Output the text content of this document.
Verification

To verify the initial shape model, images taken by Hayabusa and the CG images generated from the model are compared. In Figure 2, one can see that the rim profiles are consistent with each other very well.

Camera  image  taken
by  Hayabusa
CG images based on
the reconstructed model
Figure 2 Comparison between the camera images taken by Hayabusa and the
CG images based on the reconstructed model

■ ■ ■ ■ ■

WHAT IS BEING ASKED = Using the material above, report each line where "images" occurs.

TASK OUTPUT =
To verify the initial shape model, images taken by Hayabusa and the CG images generated from the model are compared. In Figure 2, one can see that the rim profiles are consistent with each other very well.
CG images based on
Figure 2 Comparison between the camera images taken by Hayabusa and the
CG images based on the reconstructed model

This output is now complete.